[Records about charts and figures]
+++

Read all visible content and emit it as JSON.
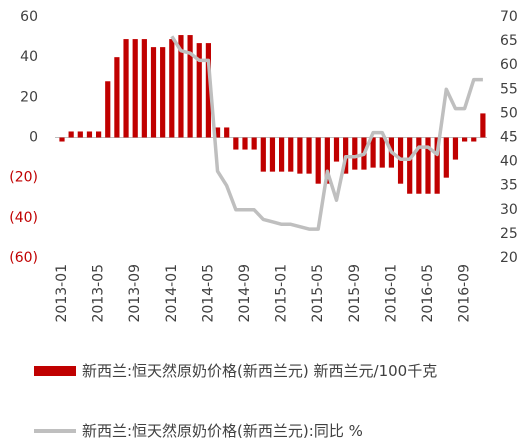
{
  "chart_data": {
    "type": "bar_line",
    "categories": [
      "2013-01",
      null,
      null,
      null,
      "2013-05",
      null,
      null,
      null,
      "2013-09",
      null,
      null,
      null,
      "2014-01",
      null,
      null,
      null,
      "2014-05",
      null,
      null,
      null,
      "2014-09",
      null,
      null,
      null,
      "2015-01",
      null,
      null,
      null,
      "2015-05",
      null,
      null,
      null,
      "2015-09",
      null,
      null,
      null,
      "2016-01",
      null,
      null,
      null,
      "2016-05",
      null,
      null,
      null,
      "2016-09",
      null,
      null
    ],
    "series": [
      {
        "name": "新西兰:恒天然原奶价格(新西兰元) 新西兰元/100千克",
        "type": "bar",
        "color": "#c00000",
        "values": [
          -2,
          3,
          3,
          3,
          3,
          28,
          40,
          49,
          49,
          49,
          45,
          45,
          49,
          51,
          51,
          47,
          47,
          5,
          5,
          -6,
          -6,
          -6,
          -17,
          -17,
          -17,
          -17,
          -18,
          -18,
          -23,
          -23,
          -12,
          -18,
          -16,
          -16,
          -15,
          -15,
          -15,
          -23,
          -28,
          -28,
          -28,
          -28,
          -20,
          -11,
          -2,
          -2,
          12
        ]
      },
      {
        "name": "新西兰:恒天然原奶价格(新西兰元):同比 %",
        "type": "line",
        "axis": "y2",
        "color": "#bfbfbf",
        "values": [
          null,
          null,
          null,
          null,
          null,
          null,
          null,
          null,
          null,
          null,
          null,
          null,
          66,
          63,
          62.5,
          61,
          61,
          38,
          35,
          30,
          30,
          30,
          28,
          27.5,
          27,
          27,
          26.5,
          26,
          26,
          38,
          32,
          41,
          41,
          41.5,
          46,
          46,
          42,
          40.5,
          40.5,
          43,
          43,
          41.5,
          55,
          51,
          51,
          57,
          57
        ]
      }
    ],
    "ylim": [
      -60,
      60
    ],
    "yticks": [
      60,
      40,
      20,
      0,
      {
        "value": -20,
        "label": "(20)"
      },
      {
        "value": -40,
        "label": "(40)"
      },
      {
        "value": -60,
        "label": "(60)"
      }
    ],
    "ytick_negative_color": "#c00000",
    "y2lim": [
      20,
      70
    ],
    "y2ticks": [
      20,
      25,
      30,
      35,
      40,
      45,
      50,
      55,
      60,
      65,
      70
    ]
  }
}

+++

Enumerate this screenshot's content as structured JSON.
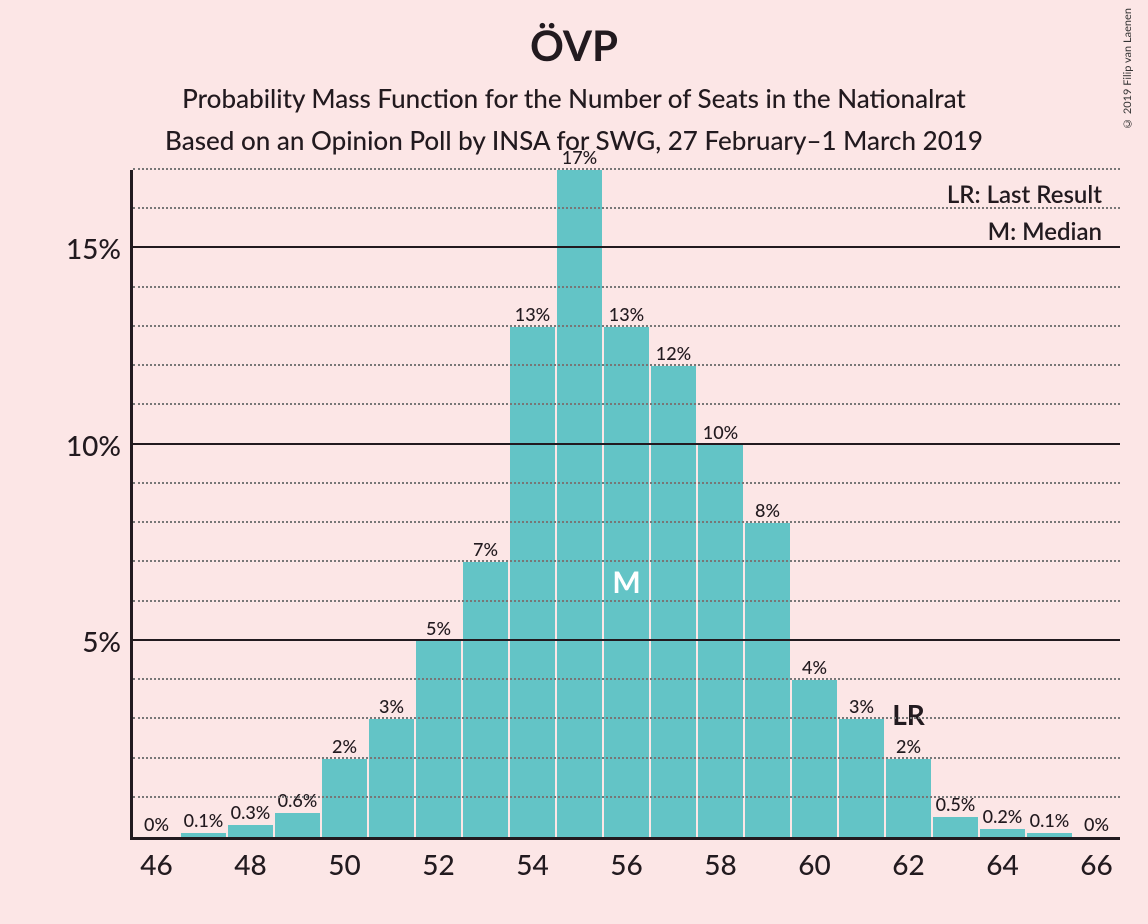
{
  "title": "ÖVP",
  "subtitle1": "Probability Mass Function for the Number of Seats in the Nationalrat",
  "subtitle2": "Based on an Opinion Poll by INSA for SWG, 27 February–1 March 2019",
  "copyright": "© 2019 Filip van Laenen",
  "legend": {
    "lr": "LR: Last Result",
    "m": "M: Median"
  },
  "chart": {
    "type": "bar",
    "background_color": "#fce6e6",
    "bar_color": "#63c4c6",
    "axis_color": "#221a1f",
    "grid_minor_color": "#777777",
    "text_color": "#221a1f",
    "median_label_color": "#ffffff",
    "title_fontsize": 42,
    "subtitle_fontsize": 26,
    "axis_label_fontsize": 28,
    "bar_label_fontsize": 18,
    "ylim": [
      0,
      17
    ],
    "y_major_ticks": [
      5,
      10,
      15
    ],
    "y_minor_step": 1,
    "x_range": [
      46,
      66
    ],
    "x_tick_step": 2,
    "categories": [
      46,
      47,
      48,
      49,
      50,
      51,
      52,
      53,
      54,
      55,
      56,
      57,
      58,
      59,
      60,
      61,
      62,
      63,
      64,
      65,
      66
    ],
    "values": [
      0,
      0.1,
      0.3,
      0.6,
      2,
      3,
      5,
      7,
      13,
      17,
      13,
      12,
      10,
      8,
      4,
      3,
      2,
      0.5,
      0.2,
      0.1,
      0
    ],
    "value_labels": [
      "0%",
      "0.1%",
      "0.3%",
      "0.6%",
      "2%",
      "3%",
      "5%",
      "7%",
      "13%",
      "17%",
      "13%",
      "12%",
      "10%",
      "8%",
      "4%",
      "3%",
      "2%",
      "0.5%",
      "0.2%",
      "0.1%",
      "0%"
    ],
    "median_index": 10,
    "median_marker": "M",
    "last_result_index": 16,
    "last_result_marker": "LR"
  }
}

+++

TASK OBJECTIVE: Read through the entries and copy every line that includes "JSON".

RESULT OF THE EXERCISE:
Read all visible content and emit it as JSON.
Enumerate this screenshot's content as structured JSON.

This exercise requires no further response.